**DATA LINES:**

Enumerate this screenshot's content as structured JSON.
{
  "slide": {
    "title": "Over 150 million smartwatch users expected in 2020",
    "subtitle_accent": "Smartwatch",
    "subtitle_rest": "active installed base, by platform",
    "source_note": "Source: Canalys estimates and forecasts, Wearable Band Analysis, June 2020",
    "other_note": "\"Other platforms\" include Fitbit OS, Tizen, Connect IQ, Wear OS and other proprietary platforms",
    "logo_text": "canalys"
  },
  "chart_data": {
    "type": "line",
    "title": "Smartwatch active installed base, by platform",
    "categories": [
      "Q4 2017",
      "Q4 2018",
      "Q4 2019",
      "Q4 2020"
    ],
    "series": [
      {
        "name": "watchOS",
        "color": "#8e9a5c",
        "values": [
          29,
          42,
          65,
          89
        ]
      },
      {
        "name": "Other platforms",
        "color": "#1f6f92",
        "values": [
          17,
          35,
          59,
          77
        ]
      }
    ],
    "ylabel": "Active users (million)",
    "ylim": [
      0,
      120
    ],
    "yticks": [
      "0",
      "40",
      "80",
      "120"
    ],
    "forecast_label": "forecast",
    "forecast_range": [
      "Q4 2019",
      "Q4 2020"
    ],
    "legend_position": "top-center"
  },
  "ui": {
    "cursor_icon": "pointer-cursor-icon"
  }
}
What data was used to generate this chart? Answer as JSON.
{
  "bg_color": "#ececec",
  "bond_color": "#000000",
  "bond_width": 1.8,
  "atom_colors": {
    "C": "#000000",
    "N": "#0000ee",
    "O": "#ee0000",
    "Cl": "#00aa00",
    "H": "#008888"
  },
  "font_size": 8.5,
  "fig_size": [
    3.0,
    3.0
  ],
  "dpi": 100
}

**REQUIRED TASK:**
Each entry above is to be quoted exactly.

**RESPONSE TO THIS EXERCISE:**
Enumerate this screenshot's content as structured JSON.
{
  "slide": {
    "title": "Over 150 million smartwatch users expected in 2020",
    "subtitle_accent": "Smartwatch",
    "subtitle_rest": "active installed base, by platform",
    "source_note": "Source: Canalys estimates and forecasts, Wearable Band Analysis, June 2020",
    "other_note": "\"Other platforms\" include Fitbit OS, Tizen, Connect IQ, Wear OS and other proprietary platforms",
    "logo_text": "canalys"
  },
  "chart_data": {
    "type": "line",
    "title": "Smartwatch active installed base, by platform",
    "categories": [
      "Q4 2017",
      "Q4 2018",
      "Q4 2019",
      "Q4 2020"
    ],
    "series": [
      {
        "name": "watchOS",
        "color": "#8e9a5c",
        "values": [
          29,
          42,
          65,
          89
        ]
      },
      {
        "name": "Other platforms",
        "color": "#1f6f92",
        "values": [
          17,
          35,
          59,
          77
        ]
      }
    ],
    "ylabel": "Active users (million)",
    "ylim": [
      0,
      120
    ],
    "yticks": [
      "0",
      "40",
      "80",
      "120"
    ],
    "forecast_label": "forecast",
    "forecast_range": [
      "Q4 2019",
      "Q4 2020"
    ],
    "legend_position": "top-center"
  },
  "ui": {
    "cursor_icon": "pointer-cursor-icon"
  }
}
What data was used to generate this chart? Answer as JSON.
{
  "bg_color": "#ececec",
  "bond_color": "#000000",
  "bond_width": 1.8,
  "atom_colors": {
    "C": "#000000",
    "N": "#0000ee",
    "O": "#ee0000",
    "Cl": "#00aa00",
    "H": "#008888"
  },
  "font_size": 8.5,
  "fig_size": [
    3.0,
    3.0
  ],
  "dpi": 100
}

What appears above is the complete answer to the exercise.